--- Goal of the exercise ---
Go through the material below, count the lines with the word "color", and reply with the count alone.

Data entries for graphics

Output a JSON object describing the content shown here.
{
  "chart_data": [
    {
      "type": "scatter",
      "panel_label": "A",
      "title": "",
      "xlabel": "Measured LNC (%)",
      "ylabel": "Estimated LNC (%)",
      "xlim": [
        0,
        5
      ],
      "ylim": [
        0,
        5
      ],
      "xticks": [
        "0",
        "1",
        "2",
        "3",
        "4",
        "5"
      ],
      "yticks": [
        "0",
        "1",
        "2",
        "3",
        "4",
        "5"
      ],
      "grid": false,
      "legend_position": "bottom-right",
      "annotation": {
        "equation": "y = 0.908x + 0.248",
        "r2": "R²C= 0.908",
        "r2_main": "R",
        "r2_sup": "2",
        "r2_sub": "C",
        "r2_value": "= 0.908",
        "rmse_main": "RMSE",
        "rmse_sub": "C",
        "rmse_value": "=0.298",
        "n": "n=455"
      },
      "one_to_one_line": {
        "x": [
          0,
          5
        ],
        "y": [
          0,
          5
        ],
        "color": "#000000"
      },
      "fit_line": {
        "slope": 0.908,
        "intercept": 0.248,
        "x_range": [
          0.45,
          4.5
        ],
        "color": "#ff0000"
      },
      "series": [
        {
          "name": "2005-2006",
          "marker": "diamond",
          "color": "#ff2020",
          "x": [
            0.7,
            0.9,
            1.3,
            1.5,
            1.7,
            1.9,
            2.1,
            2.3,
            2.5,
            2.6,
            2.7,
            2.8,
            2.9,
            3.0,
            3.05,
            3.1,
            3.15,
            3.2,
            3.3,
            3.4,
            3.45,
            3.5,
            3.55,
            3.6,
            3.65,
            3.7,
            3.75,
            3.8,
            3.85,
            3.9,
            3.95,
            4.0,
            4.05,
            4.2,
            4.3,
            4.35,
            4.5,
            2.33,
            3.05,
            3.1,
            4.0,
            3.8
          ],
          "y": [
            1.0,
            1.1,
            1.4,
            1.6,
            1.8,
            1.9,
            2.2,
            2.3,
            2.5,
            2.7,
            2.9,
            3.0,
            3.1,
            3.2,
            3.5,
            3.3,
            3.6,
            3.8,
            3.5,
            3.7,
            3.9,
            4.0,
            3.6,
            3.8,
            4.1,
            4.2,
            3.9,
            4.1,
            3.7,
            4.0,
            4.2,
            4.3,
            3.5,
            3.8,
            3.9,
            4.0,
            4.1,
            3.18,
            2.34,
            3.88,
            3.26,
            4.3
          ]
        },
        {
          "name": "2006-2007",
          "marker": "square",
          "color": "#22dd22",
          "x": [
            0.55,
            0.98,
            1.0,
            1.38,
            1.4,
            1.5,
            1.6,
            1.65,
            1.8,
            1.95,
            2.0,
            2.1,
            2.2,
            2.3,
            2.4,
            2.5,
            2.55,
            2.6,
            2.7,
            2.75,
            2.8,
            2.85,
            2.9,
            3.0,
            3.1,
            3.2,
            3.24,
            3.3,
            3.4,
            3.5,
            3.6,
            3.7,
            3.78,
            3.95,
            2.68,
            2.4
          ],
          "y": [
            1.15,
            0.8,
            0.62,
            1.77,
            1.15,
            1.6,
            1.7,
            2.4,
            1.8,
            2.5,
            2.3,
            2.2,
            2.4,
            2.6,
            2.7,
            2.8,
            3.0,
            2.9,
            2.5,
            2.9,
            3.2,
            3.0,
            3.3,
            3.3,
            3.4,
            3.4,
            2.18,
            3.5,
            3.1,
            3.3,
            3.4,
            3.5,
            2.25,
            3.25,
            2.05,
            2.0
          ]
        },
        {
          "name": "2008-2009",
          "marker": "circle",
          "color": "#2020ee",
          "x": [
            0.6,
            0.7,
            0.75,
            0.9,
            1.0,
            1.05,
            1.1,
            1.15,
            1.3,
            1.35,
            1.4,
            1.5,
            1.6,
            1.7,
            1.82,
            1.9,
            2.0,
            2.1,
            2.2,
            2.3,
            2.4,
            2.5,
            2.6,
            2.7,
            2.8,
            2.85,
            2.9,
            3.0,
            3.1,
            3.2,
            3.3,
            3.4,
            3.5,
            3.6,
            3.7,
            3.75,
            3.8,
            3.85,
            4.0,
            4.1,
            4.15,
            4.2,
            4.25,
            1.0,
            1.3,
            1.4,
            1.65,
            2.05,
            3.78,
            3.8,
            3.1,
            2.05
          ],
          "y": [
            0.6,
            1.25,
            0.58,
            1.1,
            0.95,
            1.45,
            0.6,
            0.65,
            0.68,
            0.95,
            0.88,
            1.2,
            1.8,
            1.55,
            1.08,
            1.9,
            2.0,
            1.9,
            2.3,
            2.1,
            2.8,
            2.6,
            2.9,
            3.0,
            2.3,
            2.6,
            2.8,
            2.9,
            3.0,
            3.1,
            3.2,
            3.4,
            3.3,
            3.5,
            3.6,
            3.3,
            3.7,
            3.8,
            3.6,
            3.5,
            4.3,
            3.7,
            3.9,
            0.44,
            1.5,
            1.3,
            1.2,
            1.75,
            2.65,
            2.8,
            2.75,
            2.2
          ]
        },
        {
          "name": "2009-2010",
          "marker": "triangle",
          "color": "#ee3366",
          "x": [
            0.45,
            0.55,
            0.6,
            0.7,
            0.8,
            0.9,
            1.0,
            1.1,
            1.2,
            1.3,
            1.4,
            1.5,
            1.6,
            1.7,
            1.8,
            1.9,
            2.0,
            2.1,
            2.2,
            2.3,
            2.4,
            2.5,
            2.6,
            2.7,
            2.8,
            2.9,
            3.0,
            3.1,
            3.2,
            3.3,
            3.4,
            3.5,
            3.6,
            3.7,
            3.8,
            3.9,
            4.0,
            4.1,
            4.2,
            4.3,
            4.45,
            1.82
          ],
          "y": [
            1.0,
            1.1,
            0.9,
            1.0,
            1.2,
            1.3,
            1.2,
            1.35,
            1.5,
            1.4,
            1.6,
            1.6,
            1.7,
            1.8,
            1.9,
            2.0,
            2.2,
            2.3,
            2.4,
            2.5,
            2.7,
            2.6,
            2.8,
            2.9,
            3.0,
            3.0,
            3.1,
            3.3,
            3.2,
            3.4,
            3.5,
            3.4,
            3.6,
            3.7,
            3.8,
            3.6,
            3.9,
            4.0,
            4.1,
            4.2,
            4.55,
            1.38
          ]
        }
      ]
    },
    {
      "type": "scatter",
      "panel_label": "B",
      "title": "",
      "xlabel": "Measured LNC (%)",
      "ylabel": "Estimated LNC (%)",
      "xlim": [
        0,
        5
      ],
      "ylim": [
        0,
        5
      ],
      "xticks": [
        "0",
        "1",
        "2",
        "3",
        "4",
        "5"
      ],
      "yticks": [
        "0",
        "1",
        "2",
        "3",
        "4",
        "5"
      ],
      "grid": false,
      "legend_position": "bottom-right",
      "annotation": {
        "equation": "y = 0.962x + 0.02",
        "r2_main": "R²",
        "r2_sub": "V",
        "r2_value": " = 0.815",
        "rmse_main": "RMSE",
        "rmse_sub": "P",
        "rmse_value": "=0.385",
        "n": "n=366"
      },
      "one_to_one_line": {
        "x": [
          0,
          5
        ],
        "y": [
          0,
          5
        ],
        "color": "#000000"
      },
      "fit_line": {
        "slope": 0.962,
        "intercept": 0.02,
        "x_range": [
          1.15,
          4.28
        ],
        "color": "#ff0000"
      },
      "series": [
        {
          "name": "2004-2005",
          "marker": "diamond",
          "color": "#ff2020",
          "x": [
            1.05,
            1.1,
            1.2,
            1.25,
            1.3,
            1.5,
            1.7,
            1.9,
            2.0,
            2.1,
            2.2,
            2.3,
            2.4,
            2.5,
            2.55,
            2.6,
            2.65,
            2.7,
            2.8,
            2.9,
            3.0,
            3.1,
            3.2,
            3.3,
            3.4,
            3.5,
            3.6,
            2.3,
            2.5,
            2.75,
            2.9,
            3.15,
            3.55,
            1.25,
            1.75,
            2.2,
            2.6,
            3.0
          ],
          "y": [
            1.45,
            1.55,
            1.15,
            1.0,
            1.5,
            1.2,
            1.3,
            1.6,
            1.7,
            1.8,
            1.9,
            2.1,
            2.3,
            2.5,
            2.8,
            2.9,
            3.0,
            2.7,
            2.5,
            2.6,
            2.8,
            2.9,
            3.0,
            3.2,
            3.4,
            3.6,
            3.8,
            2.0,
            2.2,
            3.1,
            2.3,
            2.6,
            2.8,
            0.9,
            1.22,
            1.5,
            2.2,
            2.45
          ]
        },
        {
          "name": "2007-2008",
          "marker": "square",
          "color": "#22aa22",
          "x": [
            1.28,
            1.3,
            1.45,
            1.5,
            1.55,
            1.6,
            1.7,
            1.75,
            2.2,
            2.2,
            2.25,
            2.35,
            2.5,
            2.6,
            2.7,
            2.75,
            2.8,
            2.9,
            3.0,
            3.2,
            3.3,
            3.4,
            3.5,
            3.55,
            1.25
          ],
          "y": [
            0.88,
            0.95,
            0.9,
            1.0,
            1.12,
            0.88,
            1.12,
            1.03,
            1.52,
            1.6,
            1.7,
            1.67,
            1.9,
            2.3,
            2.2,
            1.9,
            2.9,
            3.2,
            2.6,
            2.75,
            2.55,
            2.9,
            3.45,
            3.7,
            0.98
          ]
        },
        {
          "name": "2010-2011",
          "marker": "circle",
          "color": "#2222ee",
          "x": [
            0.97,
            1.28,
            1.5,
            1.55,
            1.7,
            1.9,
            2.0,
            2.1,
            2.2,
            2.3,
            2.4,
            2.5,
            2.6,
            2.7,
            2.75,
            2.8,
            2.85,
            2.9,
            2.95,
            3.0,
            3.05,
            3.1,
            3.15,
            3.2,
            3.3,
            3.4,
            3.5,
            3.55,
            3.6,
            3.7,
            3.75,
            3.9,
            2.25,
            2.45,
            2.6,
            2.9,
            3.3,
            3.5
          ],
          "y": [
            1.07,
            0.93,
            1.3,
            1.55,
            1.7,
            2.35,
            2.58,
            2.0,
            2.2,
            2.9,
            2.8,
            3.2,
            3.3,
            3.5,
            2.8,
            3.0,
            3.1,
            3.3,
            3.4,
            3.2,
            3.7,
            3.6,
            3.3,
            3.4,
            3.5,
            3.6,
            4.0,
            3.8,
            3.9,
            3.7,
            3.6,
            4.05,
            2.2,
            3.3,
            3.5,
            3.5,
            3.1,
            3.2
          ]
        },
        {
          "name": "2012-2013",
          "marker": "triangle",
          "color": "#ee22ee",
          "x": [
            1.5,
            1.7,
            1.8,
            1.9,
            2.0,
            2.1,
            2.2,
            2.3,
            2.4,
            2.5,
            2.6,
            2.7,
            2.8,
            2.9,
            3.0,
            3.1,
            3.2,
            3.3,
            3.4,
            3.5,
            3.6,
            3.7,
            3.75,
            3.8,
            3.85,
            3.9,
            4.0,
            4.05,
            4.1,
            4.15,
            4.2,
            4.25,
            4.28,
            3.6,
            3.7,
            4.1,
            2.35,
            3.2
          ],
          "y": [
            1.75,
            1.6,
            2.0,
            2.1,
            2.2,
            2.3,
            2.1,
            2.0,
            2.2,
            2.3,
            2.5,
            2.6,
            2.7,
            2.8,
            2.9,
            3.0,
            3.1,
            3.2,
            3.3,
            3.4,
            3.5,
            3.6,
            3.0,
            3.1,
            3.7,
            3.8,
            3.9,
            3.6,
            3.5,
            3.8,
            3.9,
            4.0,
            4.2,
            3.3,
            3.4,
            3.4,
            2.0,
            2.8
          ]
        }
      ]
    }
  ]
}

--- Result of this task ---
12